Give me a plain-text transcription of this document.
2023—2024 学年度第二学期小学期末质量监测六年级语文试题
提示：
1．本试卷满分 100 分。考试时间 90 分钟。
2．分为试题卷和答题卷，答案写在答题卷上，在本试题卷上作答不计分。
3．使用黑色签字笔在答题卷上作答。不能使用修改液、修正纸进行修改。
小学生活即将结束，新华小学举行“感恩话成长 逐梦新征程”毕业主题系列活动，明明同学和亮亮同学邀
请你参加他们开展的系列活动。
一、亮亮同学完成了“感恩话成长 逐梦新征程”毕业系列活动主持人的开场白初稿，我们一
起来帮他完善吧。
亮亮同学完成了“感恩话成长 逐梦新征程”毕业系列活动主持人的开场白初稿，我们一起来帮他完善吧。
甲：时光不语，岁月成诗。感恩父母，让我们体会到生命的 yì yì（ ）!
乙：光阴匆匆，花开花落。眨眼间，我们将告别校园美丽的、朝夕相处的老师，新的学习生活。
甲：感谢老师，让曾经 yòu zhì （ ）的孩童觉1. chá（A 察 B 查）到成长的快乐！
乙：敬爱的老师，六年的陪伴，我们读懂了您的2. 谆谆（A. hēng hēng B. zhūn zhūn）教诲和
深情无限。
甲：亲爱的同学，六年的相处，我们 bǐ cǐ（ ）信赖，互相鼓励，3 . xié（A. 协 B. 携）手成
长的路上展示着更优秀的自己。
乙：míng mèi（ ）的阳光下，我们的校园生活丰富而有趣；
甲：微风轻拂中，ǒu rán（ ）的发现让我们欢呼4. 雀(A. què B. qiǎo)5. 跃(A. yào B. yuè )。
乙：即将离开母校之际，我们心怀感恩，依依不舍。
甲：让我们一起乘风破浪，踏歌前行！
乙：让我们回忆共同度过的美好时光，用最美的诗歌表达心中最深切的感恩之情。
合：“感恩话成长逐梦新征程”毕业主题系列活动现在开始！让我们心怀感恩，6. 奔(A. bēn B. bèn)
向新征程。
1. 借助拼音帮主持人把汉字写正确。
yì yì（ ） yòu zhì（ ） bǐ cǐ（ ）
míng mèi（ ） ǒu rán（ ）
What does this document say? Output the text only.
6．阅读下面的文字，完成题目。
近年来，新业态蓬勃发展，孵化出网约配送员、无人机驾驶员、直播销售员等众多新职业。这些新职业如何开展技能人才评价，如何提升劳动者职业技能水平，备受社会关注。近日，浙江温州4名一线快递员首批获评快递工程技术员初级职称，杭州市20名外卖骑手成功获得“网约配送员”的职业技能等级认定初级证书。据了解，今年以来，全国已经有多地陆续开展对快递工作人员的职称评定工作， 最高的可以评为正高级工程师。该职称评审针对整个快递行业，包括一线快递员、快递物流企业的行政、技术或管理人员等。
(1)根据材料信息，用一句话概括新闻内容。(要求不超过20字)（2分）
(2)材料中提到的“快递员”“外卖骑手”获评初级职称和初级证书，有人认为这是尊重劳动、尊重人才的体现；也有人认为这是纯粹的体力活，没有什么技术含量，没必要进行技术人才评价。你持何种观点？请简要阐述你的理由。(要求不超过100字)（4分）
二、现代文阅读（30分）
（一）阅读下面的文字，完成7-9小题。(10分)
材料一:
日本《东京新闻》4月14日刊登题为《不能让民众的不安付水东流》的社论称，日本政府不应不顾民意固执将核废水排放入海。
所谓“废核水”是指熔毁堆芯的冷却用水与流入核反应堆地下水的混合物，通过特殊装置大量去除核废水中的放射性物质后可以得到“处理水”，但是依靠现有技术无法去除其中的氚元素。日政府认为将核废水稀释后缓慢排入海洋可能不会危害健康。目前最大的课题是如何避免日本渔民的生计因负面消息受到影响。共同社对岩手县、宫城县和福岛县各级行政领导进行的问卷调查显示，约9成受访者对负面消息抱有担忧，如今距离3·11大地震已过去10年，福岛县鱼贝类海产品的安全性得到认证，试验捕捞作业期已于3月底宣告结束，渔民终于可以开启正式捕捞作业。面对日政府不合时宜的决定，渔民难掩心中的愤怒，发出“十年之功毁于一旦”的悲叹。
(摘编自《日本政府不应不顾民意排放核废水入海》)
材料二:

______________________________

# DIRECTIONS
Return every line of the material exactly.

# EXERCISE SOLUTION
Give me a plain-text transcription of this document.
2023—2024 学年度第二学期小学期末质量监测六年级语文试题
提示：
1．本试卷满分 100 分。考试时间 90 分钟。
2．分为试题卷和答题卷，答案写在答题卷上，在本试题卷上作答不计分。
3．使用黑色签字笔在答题卷上作答。不能使用修改液、修正纸进行修改。
小学生活即将结束，新华小学举行“感恩话成长 逐梦新征程”毕业主题系列活动，明明同学和亮亮同学邀
请你参加他们开展的系列活动。
一、亮亮同学完成了“感恩话成长 逐梦新征程”毕业系列活动主持人的开场白初稿，我们一
起来帮他完善吧。
亮亮同学完成了“感恩话成长 逐梦新征程”毕业系列活动主持人的开场白初稿，我们一起来帮他完善吧。
甲：时光不语，岁月成诗。感恩父母，让我们体会到生命的 yì yì（ ）!
乙：光阴匆匆，花开花落。眨眼间，我们将告别校园美丽的、朝夕相处的老师，新的学习生活。
甲：感谢老师，让曾经 yòu zhì （ ）的孩童觉1. chá（A 察 B 查）到成长的快乐！
乙：敬爱的老师，六年的陪伴，我们读懂了您的2. 谆谆（A. hēng hēng B. zhūn zhūn）教诲和
深情无限。
甲：亲爱的同学，六年的相处，我们 bǐ cǐ（ ）信赖，互相鼓励，3 . xié（A. 协 B. 携）手成
长的路上展示着更优秀的自己。
乙：míng mèi（ ）的阳光下，我们的校园生活丰富而有趣；
甲：微风轻拂中，ǒu rán（ ）的发现让我们欢呼4. 雀(A. què B. qiǎo)5. 跃(A. yào B. yuè )。
乙：即将离开母校之际，我们心怀感恩，依依不舍。
甲：让我们一起乘风破浪，踏歌前行！
乙：让我们回忆共同度过的美好时光，用最美的诗歌表达心中最深切的感恩之情。
合：“感恩话成长逐梦新征程”毕业主题系列活动现在开始！让我们心怀感恩，6. 奔(A. bēn B. bèn)
向新征程。
1. 借助拼音帮主持人把汉字写正确。
yì yì（ ） yòu zhì（ ） bǐ cǐ（ ）
míng mèi（ ） ǒu rán（ ）
What does this document say? Output the text only.
6．阅读下面的文字，完成题目。
近年来，新业态蓬勃发展，孵化出网约配送员、无人机驾驶员、直播销售员等众多新职业。这些新职业如何开展技能人才评价，如何提升劳动者职业技能水平，备受社会关注。近日，浙江温州4名一线快递员首批获评快递工程技术员初级职称，杭州市20名外卖骑手成功获得“网约配送员”的职业技能等级认定初级证书。据了解，今年以来，全国已经有多地陆续开展对快递工作人员的职称评定工作， 最高的可以评为正高级工程师。该职称评审针对整个快递行业，包括一线快递员、快递物流企业的行政、技术或管理人员等。
(1)根据材料信息，用一句话概括新闻内容。(要求不超过20字)（2分）
(2)材料中提到的“快递员”“外卖骑手”获评初级职称和初级证书，有人认为这是尊重劳动、尊重人才的体现；也有人认为这是纯粹的体力活，没有什么技术含量，没必要进行技术人才评价。你持何种观点？请简要阐述你的理由。(要求不超过100字)（4分）
二、现代文阅读（30分）
（一）阅读下面的文字，完成7-9小题。(10分)
材料一:
日本《东京新闻》4月14日刊登题为《不能让民众的不安付水东流》的社论称，日本政府不应不顾民意固执将核废水排放入海。
所谓“废核水”是指熔毁堆芯的冷却用水与流入核反应堆地下水的混合物，通过特殊装置大量去除核废水中的放射性物质后可以得到“处理水”，但是依靠现有技术无法去除其中的氚元素。日政府认为将核废水稀释后缓慢排入海洋可能不会危害健康。目前最大的课题是如何避免日本渔民的生计因负面消息受到影响。共同社对岩手县、宫城县和福岛县各级行政领导进行的问卷调查显示，约9成受访者对负面消息抱有担忧，如今距离3·11大地震已过去10年，福岛县鱼贝类海产品的安全性得到认证，试验捕捞作业期已于3月底宣告结束，渔民终于可以开启正式捕捞作业。面对日政府不合时宜的决定，渔民难掩心中的愤怒，发出“十年之功毁于一旦”的悲叹。
(摘编自《日本政府不应不顾民意排放核废水入海》)
材料二:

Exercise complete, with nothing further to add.